* **THE REQUEST**: Extract the text of every entry below exactly; leave images out.

* **GIVEN ENTRIES**:

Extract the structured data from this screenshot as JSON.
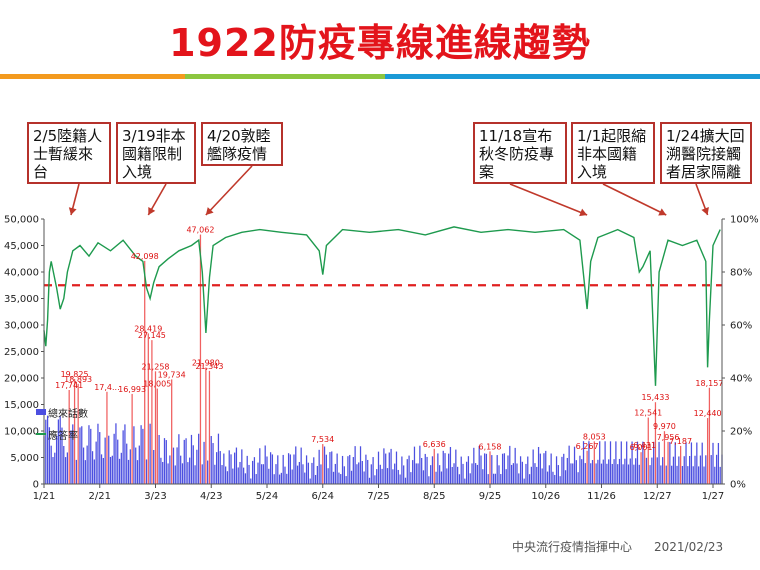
{
  "title": "1922防疫專線進線趨勢",
  "footer": {
    "source": "中央流行疫情指揮中心",
    "date": "2021/02/23"
  },
  "colors": {
    "title": "#e3141b",
    "bars": "#4c4fe0",
    "highlight_bars": "#f06060",
    "answer_rate": "#1e9a4e",
    "threshold": "#e02020",
    "annotation_border": "#b5312b",
    "annotation_arrow": "#c0392b"
  },
  "annotations": [
    {
      "text": "2/5陸籍人士暫緩來台",
      "date": "2020-02-05"
    },
    {
      "text": "3/19非本國籍限制入境",
      "date": "2020-03-19"
    },
    {
      "text": "4/20敦睦艦隊疫情",
      "date": "2020-04-20"
    },
    {
      "text": "11/18宣布秋冬防疫專案",
      "date": "2020-11-18"
    },
    {
      "text": "1/1起限縮非本國籍入境",
      "date": "2021-01-01"
    },
    {
      "text": "1/24擴大回溯醫院接觸者居家隔離",
      "date": "2021-01-24"
    }
  ],
  "chart_data": {
    "type": "bar",
    "x_range": [
      "2020-01-21",
      "2021-02-01"
    ],
    "xticks": [
      "1/21",
      "2/21",
      "3/23",
      "4/23",
      "5/24",
      "6/24",
      "7/25",
      "8/25",
      "9/25",
      "10/26",
      "11/26",
      "12/27",
      "1/27"
    ],
    "ylim_left": [
      0,
      50000
    ],
    "yticks_left": [
      "0",
      "5,000",
      "10,000",
      "15,000",
      "20,000",
      "25,000",
      "30,000",
      "35,000",
      "40,000",
      "45,000",
      "50,000"
    ],
    "ylim_right": [
      0,
      100
    ],
    "yticks_right": [
      "0%",
      "20%",
      "40%",
      "60%",
      "80%",
      "100%"
    ],
    "threshold_percent": 75,
    "legend": [
      {
        "name": "總來話數",
        "color": "#4c4fe0"
      },
      {
        "name": "應答率",
        "color": "#1e9a4e"
      }
    ],
    "legend_position": "left",
    "series": [
      {
        "name": "總來話數",
        "axis": "left",
        "type": "bar"
      },
      {
        "name": "應答率",
        "axis": "right",
        "type": "line"
      }
    ],
    "labeled_calls": [
      {
        "date": "2020-02-04",
        "value": 17741,
        "label": "17,741"
      },
      {
        "date": "2020-02-07",
        "value": 19825,
        "label": "19,825"
      },
      {
        "date": "2020-02-09",
        "value": 18893,
        "label": "18,893"
      },
      {
        "date": "2020-02-25",
        "value": 17400,
        "label": "17,4..."
      },
      {
        "date": "2020-03-10",
        "value": 16993,
        "label": "16,993"
      },
      {
        "date": "2020-03-17",
        "value": 42098,
        "label": "42,098"
      },
      {
        "date": "2020-03-19",
        "value": 28419,
        "label": "28,419"
      },
      {
        "date": "2020-03-21",
        "value": 27145,
        "label": "27,145"
      },
      {
        "date": "2020-03-23",
        "value": 21258,
        "label": "21,258"
      },
      {
        "date": "2020-03-24",
        "value": 18005,
        "label": "18,005"
      },
      {
        "date": "2020-04-01",
        "value": 19734,
        "label": "19,734"
      },
      {
        "date": "2020-04-17",
        "value": 47062,
        "label": "47,062"
      },
      {
        "date": "2020-04-20",
        "value": 21980,
        "label": "21,980"
      },
      {
        "date": "2020-04-22",
        "value": 21343,
        "label": "21,343"
      },
      {
        "date": "2020-06-24",
        "value": 7534,
        "label": "7,534"
      },
      {
        "date": "2020-08-25",
        "value": 6636,
        "label": "6,636"
      },
      {
        "date": "2020-09-25",
        "value": 6158,
        "label": "6,158"
      },
      {
        "date": "2020-11-18",
        "value": 6267,
        "label": "6,267"
      },
      {
        "date": "2020-11-22",
        "value": 8053,
        "label": "8,053"
      },
      {
        "date": "2020-12-18",
        "value": 6001,
        "label": "6,001"
      },
      {
        "date": "2020-12-20",
        "value": 6431,
        "label": "6,431"
      },
      {
        "date": "2020-12-22",
        "value": 12541,
        "label": "12,541"
      },
      {
        "date": "2020-12-26",
        "value": 15433,
        "label": "15,433"
      },
      {
        "date": "2020-12-31",
        "value": 9970,
        "label": "9,970"
      },
      {
        "date": "2021-01-02",
        "value": 7956,
        "label": "7,956"
      },
      {
        "date": "2021-01-09",
        "value": 7187,
        "label": "7,187"
      },
      {
        "date": "2021-01-24",
        "value": 12440,
        "label": "12,440"
      },
      {
        "date": "2021-01-25",
        "value": 18157,
        "label": "18,157"
      }
    ],
    "answer_rate_points": [
      [
        "2020-01-21",
        58
      ],
      [
        "2020-01-22",
        52
      ],
      [
        "2020-01-23",
        62
      ],
      [
        "2020-01-24",
        80
      ],
      [
        "2020-01-25",
        84
      ],
      [
        "2020-01-28",
        74
      ],
      [
        "2020-01-30",
        66
      ],
      [
        "2020-02-01",
        70
      ],
      [
        "2020-02-03",
        80
      ],
      [
        "2020-02-06",
        88
      ],
      [
        "2020-02-10",
        90
      ],
      [
        "2020-02-15",
        86
      ],
      [
        "2020-02-20",
        91
      ],
      [
        "2020-02-27",
        88
      ],
      [
        "2020-03-05",
        92
      ],
      [
        "2020-03-12",
        86
      ],
      [
        "2020-03-16",
        84
      ],
      [
        "2020-03-18",
        74
      ],
      [
        "2020-03-20",
        70
      ],
      [
        "2020-03-22",
        76
      ],
      [
        "2020-03-25",
        82
      ],
      [
        "2020-03-30",
        85
      ],
      [
        "2020-04-05",
        88
      ],
      [
        "2020-04-12",
        90
      ],
      [
        "2020-04-16",
        92
      ],
      [
        "2020-04-18",
        80
      ],
      [
        "2020-04-20",
        57
      ],
      [
        "2020-04-22",
        78
      ],
      [
        "2020-04-24",
        90
      ],
      [
        "2020-05-01",
        93
      ],
      [
        "2020-05-10",
        95
      ],
      [
        "2020-05-20",
        96
      ],
      [
        "2020-06-01",
        95
      ],
      [
        "2020-06-15",
        94
      ],
      [
        "2020-06-22",
        88
      ],
      [
        "2020-06-24",
        79
      ],
      [
        "2020-06-26",
        90
      ],
      [
        "2020-07-05",
        96
      ],
      [
        "2020-07-20",
        95
      ],
      [
        "2020-08-05",
        96
      ],
      [
        "2020-08-20",
        94
      ],
      [
        "2020-09-05",
        97
      ],
      [
        "2020-09-20",
        95
      ],
      [
        "2020-10-05",
        96
      ],
      [
        "2020-10-20",
        95
      ],
      [
        "2020-11-05",
        96
      ],
      [
        "2020-11-14",
        92
      ],
      [
        "2020-11-18",
        66
      ],
      [
        "2020-11-20",
        84
      ],
      [
        "2020-11-24",
        93
      ],
      [
        "2020-12-05",
        96
      ],
      [
        "2020-12-14",
        93
      ],
      [
        "2020-12-17",
        80
      ],
      [
        "2020-12-19",
        82
      ],
      [
        "2020-12-23",
        88
      ],
      [
        "2020-12-26",
        37
      ],
      [
        "2020-12-28",
        80
      ],
      [
        "2021-01-02",
        92
      ],
      [
        "2021-01-10",
        90
      ],
      [
        "2021-01-18",
        92
      ],
      [
        "2021-01-23",
        84
      ],
      [
        "2021-01-24",
        44
      ],
      [
        "2021-01-25",
        62
      ],
      [
        "2021-01-27",
        90
      ],
      [
        "2021-01-31",
        96
      ]
    ]
  }
}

* **EXERCISE SOLUTION**:
Extract the structured data from this screenshot as JSON.
{
  "title": "1922防疫專線進線趨勢",
  "footer": {
    "source": "中央流行疫情指揮中心",
    "date": "2021/02/23"
  },
  "colors": {
    "title": "#e3141b",
    "bars": "#4c4fe0",
    "highlight_bars": "#f06060",
    "answer_rate": "#1e9a4e",
    "threshold": "#e02020",
    "annotation_border": "#b5312b",
    "annotation_arrow": "#c0392b"
  },
  "annotations": [
    {
      "text": "2/5陸籍人士暫緩來台",
      "date": "2020-02-05"
    },
    {
      "text": "3/19非本國籍限制入境",
      "date": "2020-03-19"
    },
    {
      "text": "4/20敦睦艦隊疫情",
      "date": "2020-04-20"
    },
    {
      "text": "11/18宣布秋冬防疫專案",
      "date": "2020-11-18"
    },
    {
      "text": "1/1起限縮非本國籍入境",
      "date": "2021-01-01"
    },
    {
      "text": "1/24擴大回溯醫院接觸者居家隔離",
      "date": "2021-01-24"
    }
  ],
  "chart_data": {
    "type": "bar",
    "x_range": [
      "2020-01-21",
      "2021-02-01"
    ],
    "xticks": [
      "1/21",
      "2/21",
      "3/23",
      "4/23",
      "5/24",
      "6/24",
      "7/25",
      "8/25",
      "9/25",
      "10/26",
      "11/26",
      "12/27",
      "1/27"
    ],
    "ylim_left": [
      0,
      50000
    ],
    "yticks_left": [
      "0",
      "5,000",
      "10,000",
      "15,000",
      "20,000",
      "25,000",
      "30,000",
      "35,000",
      "40,000",
      "45,000",
      "50,000"
    ],
    "ylim_right": [
      0,
      100
    ],
    "yticks_right": [
      "0%",
      "20%",
      "40%",
      "60%",
      "80%",
      "100%"
    ],
    "threshold_percent": 75,
    "legend": [
      {
        "name": "總來話數",
        "color": "#4c4fe0"
      },
      {
        "name": "應答率",
        "color": "#1e9a4e"
      }
    ],
    "legend_position": "left",
    "series": [
      {
        "name": "總來話數",
        "axis": "left",
        "type": "bar"
      },
      {
        "name": "應答率",
        "axis": "right",
        "type": "line"
      }
    ],
    "labeled_calls": [
      {
        "date": "2020-02-04",
        "value": 17741,
        "label": "17,741"
      },
      {
        "date": "2020-02-07",
        "value": 19825,
        "label": "19,825"
      },
      {
        "date": "2020-02-09",
        "value": 18893,
        "label": "18,893"
      },
      {
        "date": "2020-02-25",
        "value": 17400,
        "label": "17,4..."
      },
      {
        "date": "2020-03-10",
        "value": 16993,
        "label": "16,993"
      },
      {
        "date": "2020-03-17",
        "value": 42098,
        "label": "42,098"
      },
      {
        "date": "2020-03-19",
        "value": 28419,
        "label": "28,419"
      },
      {
        "date": "2020-03-21",
        "value": 27145,
        "label": "27,145"
      },
      {
        "date": "2020-03-23",
        "value": 21258,
        "label": "21,258"
      },
      {
        "date": "2020-03-24",
        "value": 18005,
        "label": "18,005"
      },
      {
        "date": "2020-04-01",
        "value": 19734,
        "label": "19,734"
      },
      {
        "date": "2020-04-17",
        "value": 47062,
        "label": "47,062"
      },
      {
        "date": "2020-04-20",
        "value": 21980,
        "label": "21,980"
      },
      {
        "date": "2020-04-22",
        "value": 21343,
        "label": "21,343"
      },
      {
        "date": "2020-06-24",
        "value": 7534,
        "label": "7,534"
      },
      {
        "date": "2020-08-25",
        "value": 6636,
        "label": "6,636"
      },
      {
        "date": "2020-09-25",
        "value": 6158,
        "label": "6,158"
      },
      {
        "date": "2020-11-18",
        "value": 6267,
        "label": "6,267"
      },
      {
        "date": "2020-11-22",
        "value": 8053,
        "label": "8,053"
      },
      {
        "date": "2020-12-18",
        "value": 6001,
        "label": "6,001"
      },
      {
        "date": "2020-12-20",
        "value": 6431,
        "label": "6,431"
      },
      {
        "date": "2020-12-22",
        "value": 12541,
        "label": "12,541"
      },
      {
        "date": "2020-12-26",
        "value": 15433,
        "label": "15,433"
      },
      {
        "date": "2020-12-31",
        "value": 9970,
        "label": "9,970"
      },
      {
        "date": "2021-01-02",
        "value": 7956,
        "label": "7,956"
      },
      {
        "date": "2021-01-09",
        "value": 7187,
        "label": "7,187"
      },
      {
        "date": "2021-01-24",
        "value": 12440,
        "label": "12,440"
      },
      {
        "date": "2021-01-25",
        "value": 18157,
        "label": "18,157"
      }
    ],
    "answer_rate_points": [
      [
        "2020-01-21",
        58
      ],
      [
        "2020-01-22",
        52
      ],
      [
        "2020-01-23",
        62
      ],
      [
        "2020-01-24",
        80
      ],
      [
        "2020-01-25",
        84
      ],
      [
        "2020-01-28",
        74
      ],
      [
        "2020-01-30",
        66
      ],
      [
        "2020-02-01",
        70
      ],
      [
        "2020-02-03",
        80
      ],
      [
        "2020-02-06",
        88
      ],
      [
        "2020-02-10",
        90
      ],
      [
        "2020-02-15",
        86
      ],
      [
        "2020-02-20",
        91
      ],
      [
        "2020-02-27",
        88
      ],
      [
        "2020-03-05",
        92
      ],
      [
        "2020-03-12",
        86
      ],
      [
        "2020-03-16",
        84
      ],
      [
        "2020-03-18",
        74
      ],
      [
        "2020-03-20",
        70
      ],
      [
        "2020-03-22",
        76
      ],
      [
        "2020-03-25",
        82
      ],
      [
        "2020-03-30",
        85
      ],
      [
        "2020-04-05",
        88
      ],
      [
        "2020-04-12",
        90
      ],
      [
        "2020-04-16",
        92
      ],
      [
        "2020-04-18",
        80
      ],
      [
        "2020-04-20",
        57
      ],
      [
        "2020-04-22",
        78
      ],
      [
        "2020-04-24",
        90
      ],
      [
        "2020-05-01",
        93
      ],
      [
        "2020-05-10",
        95
      ],
      [
        "2020-05-20",
        96
      ],
      [
        "2020-06-01",
        95
      ],
      [
        "2020-06-15",
        94
      ],
      [
        "2020-06-22",
        88
      ],
      [
        "2020-06-24",
        79
      ],
      [
        "2020-06-26",
        90
      ],
      [
        "2020-07-05",
        96
      ],
      [
        "2020-07-20",
        95
      ],
      [
        "2020-08-05",
        96
      ],
      [
        "2020-08-20",
        94
      ],
      [
        "2020-09-05",
        97
      ],
      [
        "2020-09-20",
        95
      ],
      [
        "2020-10-05",
        96
      ],
      [
        "2020-10-20",
        95
      ],
      [
        "2020-11-05",
        96
      ],
      [
        "2020-11-14",
        92
      ],
      [
        "2020-11-18",
        66
      ],
      [
        "2020-11-20",
        84
      ],
      [
        "2020-11-24",
        93
      ],
      [
        "2020-12-05",
        96
      ],
      [
        "2020-12-14",
        93
      ],
      [
        "2020-12-17",
        80
      ],
      [
        "2020-12-19",
        82
      ],
      [
        "2020-12-23",
        88
      ],
      [
        "2020-12-26",
        37
      ],
      [
        "2020-12-28",
        80
      ],
      [
        "2021-01-02",
        92
      ],
      [
        "2021-01-10",
        90
      ],
      [
        "2021-01-18",
        92
      ],
      [
        "2021-01-23",
        84
      ],
      [
        "2021-01-24",
        44
      ],
      [
        "2021-01-25",
        62
      ],
      [
        "2021-01-27",
        90
      ],
      [
        "2021-01-31",
        96
      ]
    ]
  }
}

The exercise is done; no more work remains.